■ OBJECTIVE ■
Print all of the data exactly as written.

Saved entries:
* BEGIN *
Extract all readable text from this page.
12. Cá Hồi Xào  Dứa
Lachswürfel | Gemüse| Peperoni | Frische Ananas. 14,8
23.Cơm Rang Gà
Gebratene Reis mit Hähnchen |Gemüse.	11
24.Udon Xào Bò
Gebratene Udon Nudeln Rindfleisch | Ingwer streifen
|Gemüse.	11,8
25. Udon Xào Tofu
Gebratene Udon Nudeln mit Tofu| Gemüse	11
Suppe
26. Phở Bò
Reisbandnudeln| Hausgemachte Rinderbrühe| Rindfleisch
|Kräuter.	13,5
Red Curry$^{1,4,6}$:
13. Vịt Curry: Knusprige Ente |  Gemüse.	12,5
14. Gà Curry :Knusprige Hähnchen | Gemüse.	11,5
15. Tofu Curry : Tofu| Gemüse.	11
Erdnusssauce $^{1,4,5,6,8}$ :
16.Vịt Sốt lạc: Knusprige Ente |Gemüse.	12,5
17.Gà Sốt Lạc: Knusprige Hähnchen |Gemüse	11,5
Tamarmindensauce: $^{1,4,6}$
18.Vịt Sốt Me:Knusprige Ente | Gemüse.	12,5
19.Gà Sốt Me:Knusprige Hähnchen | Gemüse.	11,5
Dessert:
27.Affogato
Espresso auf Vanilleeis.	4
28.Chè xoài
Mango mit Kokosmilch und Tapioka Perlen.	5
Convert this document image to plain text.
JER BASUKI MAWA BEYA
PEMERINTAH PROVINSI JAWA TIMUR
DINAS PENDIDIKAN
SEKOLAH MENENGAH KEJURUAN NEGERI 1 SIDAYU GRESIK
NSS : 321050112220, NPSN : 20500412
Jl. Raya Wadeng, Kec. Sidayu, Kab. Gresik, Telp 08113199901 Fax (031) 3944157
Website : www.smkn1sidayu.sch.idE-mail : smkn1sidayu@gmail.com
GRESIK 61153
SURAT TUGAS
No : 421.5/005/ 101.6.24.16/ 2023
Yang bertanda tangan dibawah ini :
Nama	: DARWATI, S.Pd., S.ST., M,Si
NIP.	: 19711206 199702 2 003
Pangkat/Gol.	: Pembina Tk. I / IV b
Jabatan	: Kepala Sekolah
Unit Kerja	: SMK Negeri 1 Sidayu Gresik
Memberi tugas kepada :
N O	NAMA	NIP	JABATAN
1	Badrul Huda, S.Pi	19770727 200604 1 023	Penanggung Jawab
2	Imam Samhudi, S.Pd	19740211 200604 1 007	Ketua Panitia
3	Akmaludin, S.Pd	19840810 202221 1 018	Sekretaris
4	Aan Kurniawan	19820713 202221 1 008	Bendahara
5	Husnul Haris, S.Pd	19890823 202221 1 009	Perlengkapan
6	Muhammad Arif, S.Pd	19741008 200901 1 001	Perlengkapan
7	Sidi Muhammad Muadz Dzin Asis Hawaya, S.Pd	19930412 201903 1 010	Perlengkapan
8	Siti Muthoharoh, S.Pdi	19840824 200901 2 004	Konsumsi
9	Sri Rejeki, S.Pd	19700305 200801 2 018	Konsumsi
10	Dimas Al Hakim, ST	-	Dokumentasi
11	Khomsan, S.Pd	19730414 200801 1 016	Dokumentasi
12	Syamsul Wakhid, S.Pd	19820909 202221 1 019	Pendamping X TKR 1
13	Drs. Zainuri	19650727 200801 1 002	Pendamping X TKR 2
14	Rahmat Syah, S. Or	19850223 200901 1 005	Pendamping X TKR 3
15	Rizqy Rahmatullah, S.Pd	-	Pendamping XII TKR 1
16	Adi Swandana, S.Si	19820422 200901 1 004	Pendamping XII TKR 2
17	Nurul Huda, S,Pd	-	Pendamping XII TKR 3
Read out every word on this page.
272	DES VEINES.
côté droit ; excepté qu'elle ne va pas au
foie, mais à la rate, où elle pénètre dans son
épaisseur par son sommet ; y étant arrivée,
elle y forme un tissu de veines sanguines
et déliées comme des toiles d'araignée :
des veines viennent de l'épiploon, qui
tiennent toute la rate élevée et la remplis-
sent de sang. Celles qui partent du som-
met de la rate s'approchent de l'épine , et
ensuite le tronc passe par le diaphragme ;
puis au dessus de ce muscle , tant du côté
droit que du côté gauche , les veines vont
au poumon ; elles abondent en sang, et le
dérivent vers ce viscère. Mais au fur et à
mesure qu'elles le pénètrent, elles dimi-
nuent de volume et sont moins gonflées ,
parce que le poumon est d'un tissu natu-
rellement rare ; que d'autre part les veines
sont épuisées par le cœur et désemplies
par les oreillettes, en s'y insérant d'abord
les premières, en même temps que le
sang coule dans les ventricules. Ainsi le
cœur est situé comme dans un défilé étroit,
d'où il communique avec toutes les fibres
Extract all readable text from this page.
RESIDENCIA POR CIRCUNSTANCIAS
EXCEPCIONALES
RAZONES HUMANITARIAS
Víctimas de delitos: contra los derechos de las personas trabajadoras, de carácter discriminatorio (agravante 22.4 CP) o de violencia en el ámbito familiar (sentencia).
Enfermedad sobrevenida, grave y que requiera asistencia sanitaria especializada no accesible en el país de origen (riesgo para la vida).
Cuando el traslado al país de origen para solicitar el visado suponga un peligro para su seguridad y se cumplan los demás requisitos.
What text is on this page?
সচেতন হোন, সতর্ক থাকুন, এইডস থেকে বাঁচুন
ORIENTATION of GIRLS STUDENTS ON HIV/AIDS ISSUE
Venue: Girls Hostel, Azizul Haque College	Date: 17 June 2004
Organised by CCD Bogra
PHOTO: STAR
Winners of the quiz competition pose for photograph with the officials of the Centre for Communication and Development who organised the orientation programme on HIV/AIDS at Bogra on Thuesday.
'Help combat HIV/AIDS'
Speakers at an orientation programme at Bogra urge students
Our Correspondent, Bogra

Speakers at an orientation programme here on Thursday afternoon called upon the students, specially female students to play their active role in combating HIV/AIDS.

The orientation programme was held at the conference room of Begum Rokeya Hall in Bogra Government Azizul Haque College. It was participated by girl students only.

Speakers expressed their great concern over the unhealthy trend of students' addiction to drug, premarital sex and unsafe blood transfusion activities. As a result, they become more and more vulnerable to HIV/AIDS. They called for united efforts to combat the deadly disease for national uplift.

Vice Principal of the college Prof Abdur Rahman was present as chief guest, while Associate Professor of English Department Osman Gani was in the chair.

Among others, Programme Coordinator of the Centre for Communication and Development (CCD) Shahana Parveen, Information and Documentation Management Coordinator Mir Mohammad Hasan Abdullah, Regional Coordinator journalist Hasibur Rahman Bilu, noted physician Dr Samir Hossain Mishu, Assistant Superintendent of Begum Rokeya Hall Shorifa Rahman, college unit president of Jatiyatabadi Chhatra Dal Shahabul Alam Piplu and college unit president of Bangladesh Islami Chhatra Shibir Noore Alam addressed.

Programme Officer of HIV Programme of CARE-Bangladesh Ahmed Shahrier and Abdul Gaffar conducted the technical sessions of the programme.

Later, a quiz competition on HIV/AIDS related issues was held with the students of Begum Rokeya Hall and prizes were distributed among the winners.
* END *
■ EXPECTED ANSWER ■
Extract all readable text from this page.
12. Cá Hồi Xào  Dứa
Lachswürfel | Gemüse| Peperoni | Frische Ananas. 14,8
23.Cơm Rang Gà
Gebratene Reis mit Hähnchen |Gemüse.	11
24.Udon Xào Bò
Gebratene Udon Nudeln Rindfleisch | Ingwer streifen
|Gemüse.	11,8
25. Udon Xào Tofu
Gebratene Udon Nudeln mit Tofu| Gemüse	11
Suppe
26. Phở Bò
Reisbandnudeln| Hausgemachte Rinderbrühe| Rindfleisch
|Kräuter.	13,5
Red Curry$^{1,4,6}$:
13. Vịt Curry: Knusprige Ente |  Gemüse.	12,5
14. Gà Curry :Knusprige Hähnchen | Gemüse.	11,5
15. Tofu Curry : Tofu| Gemüse.	11
Erdnusssauce $^{1,4,5,6,8}$ :
16.Vịt Sốt lạc: Knusprige Ente |Gemüse.	12,5
17.Gà Sốt Lạc: Knusprige Hähnchen |Gemüse	11,5
Tamarmindensauce: $^{1,4,6}$
18.Vịt Sốt Me:Knusprige Ente | Gemüse.	12,5
19.Gà Sốt Me:Knusprige Hähnchen | Gemüse.	11,5
Dessert:
27.Affogato
Espresso auf Vanilleeis.	4
28.Chè xoài
Mango mit Kokosmilch und Tapioka Perlen.	5
Convert this document image to plain text.
JER BASUKI MAWA BEYA
PEMERINTAH PROVINSI JAWA TIMUR
DINAS PENDIDIKAN
SEKOLAH MENENGAH KEJURUAN NEGERI 1 SIDAYU GRESIK
NSS : 321050112220, NPSN : 20500412
Jl. Raya Wadeng, Kec. Sidayu, Kab. Gresik, Telp 08113199901 Fax (031) 3944157
Website : www.smkn1sidayu.sch.idE-mail : smkn1sidayu@gmail.com
GRESIK 61153
SURAT TUGAS
No : 421.5/005/ 101.6.24.16/ 2023
Yang bertanda tangan dibawah ini :
Nama	: DARWATI, S.Pd., S.ST., M,Si
NIP.	: 19711206 199702 2 003
Pangkat/Gol.	: Pembina Tk. I / IV b
Jabatan	: Kepala Sekolah
Unit Kerja	: SMK Negeri 1 Sidayu Gresik
Memberi tugas kepada :
N O	NAMA	NIP	JABATAN
1	Badrul Huda, S.Pi	19770727 200604 1 023	Penanggung Jawab
2	Imam Samhudi, S.Pd	19740211 200604 1 007	Ketua Panitia
3	Akmaludin, S.Pd	19840810 202221 1 018	Sekretaris
4	Aan Kurniawan	19820713 202221 1 008	Bendahara
5	Husnul Haris, S.Pd	19890823 202221 1 009	Perlengkapan
6	Muhammad Arif, S.Pd	19741008 200901 1 001	Perlengkapan
7	Sidi Muhammad Muadz Dzin Asis Hawaya, S.Pd	19930412 201903 1 010	Perlengkapan
8	Siti Muthoharoh, S.Pdi	19840824 200901 2 004	Konsumsi
9	Sri Rejeki, S.Pd	19700305 200801 2 018	Konsumsi
10	Dimas Al Hakim, ST	-	Dokumentasi
11	Khomsan, S.Pd	19730414 200801 1 016	Dokumentasi
12	Syamsul Wakhid, S.Pd	19820909 202221 1 019	Pendamping X TKR 1
13	Drs. Zainuri	19650727 200801 1 002	Pendamping X TKR 2
14	Rahmat Syah, S. Or	19850223 200901 1 005	Pendamping X TKR 3
15	Rizqy Rahmatullah, S.Pd	-	Pendamping XII TKR 1
16	Adi Swandana, S.Si	19820422 200901 1 004	Pendamping XII TKR 2
17	Nurul Huda, S,Pd	-	Pendamping XII TKR 3
Read out every word on this page.
272	DES VEINES.
côté droit ; excepté qu'elle ne va pas au
foie, mais à la rate, où elle pénètre dans son
épaisseur par son sommet ; y étant arrivée,
elle y forme un tissu de veines sanguines
et déliées comme des toiles d'araignée :
des veines viennent de l'épiploon, qui
tiennent toute la rate élevée et la remplis-
sent de sang. Celles qui partent du som-
met de la rate s'approchent de l'épine , et
ensuite le tronc passe par le diaphragme ;
puis au dessus de ce muscle , tant du côté
droit que du côté gauche , les veines vont
au poumon ; elles abondent en sang, et le
dérivent vers ce viscère. Mais au fur et à
mesure qu'elles le pénètrent, elles dimi-
nuent de volume et sont moins gonflées ,
parce que le poumon est d'un tissu natu-
rellement rare ; que d'autre part les veines
sont épuisées par le cœur et désemplies
par les oreillettes, en s'y insérant d'abord
les premières, en même temps que le
sang coule dans les ventricules. Ainsi le
cœur est situé comme dans un défilé étroit,
d'où il communique avec toutes les fibres
Extract all readable text from this page.
RESIDENCIA POR CIRCUNSTANCIAS
EXCEPCIONALES
RAZONES HUMANITARIAS
Víctimas de delitos: contra los derechos de las personas trabajadoras, de carácter discriminatorio (agravante 22.4 CP) o de violencia en el ámbito familiar (sentencia).
Enfermedad sobrevenida, grave y que requiera asistencia sanitaria especializada no accesible en el país de origen (riesgo para la vida).
Cuando el traslado al país de origen para solicitar el visado suponga un peligro para su seguridad y se cumplan los demás requisitos.
What text is on this page?
সচেতন হোন, সতর্ক থাকুন, এইডস থেকে বাঁচুন
ORIENTATION of GIRLS STUDENTS ON HIV/AIDS ISSUE
Venue: Girls Hostel, Azizul Haque College	Date: 17 June 2004
Organised by CCD Bogra
PHOTO: STAR
Winners of the quiz competition pose for photograph with the officials of the Centre for Communication and Development who organised the orientation programme on HIV/AIDS at Bogra on Thuesday.
'Help combat HIV/AIDS'
Speakers at an orientation programme at Bogra urge students
Our Correspondent, Bogra

Speakers at an orientation programme here on Thursday afternoon called upon the students, specially female students to play their active role in combating HIV/AIDS.

The orientation programme was held at the conference room of Begum Rokeya Hall in Bogra Government Azizul Haque College. It was participated by girl students only.

Speakers expressed their great concern over the unhealthy trend of students' addiction to drug, premarital sex and unsafe blood transfusion activities. As a result, they become more and more vulnerable to HIV/AIDS. They called for united efforts to combat the deadly disease for national uplift.

Vice Principal of the college Prof Abdur Rahman was present as chief guest, while Associate Professor of English Department Osman Gani was in the chair.

Among others, Programme Coordinator of the Centre for Communication and Development (CCD) Shahana Parveen, Information and Documentation Management Coordinator Mir Mohammad Hasan Abdullah, Regional Coordinator journalist Hasibur Rahman Bilu, noted physician Dr Samir Hossain Mishu, Assistant Superintendent of Begum Rokeya Hall Shorifa Rahman, college unit president of Jatiyatabadi Chhatra Dal Shahabul Alam Piplu and college unit president of Bangladesh Islami Chhatra Shibir Noore Alam addressed.

Programme Officer of HIV Programme of CARE-Bangladesh Ahmed Shahrier and Abdul Gaffar conducted the technical sessions of the programme.

Later, a quiz competition on HIV/AIDS related issues was held with the students of Begum Rokeya Hall and prizes were distributed among the winners.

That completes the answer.